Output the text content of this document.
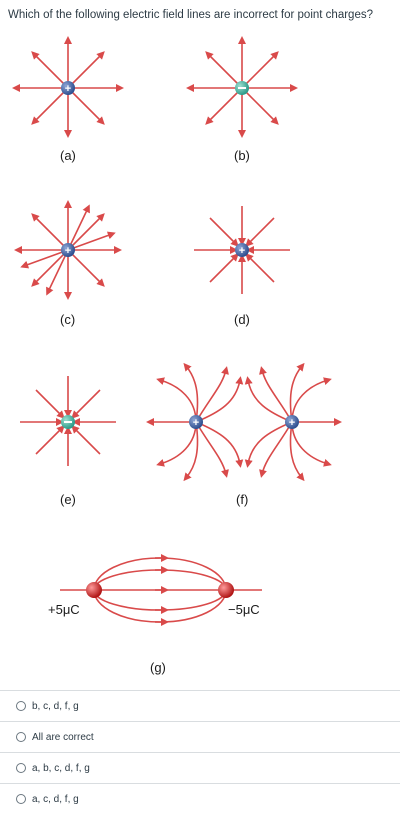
Which of the following electric field lines are incorrect for point charges?

+
(a)	(b)
+
(c)
+
(d)
(e)
+	+
(f)
+5μC	−5μC
(g)
b, c, d, f, g
All are correct
a, b, c, d, f, g
a, c, d, f, g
☆ ☆ ☆ ☆ ☆
Without including any pictures, print each record exactly.

> RESULT FOR THIS TASK
Output the text content of this document.
Which of the following electric field lines are incorrect for point charges?

+
(a)	(b)
+
(c)
+
(d)
(e)
+	+
(f)
+5μC	−5μC
(g)
b, c, d, f, g
All are correct
a, b, c, d, f, g
a, c, d, f, g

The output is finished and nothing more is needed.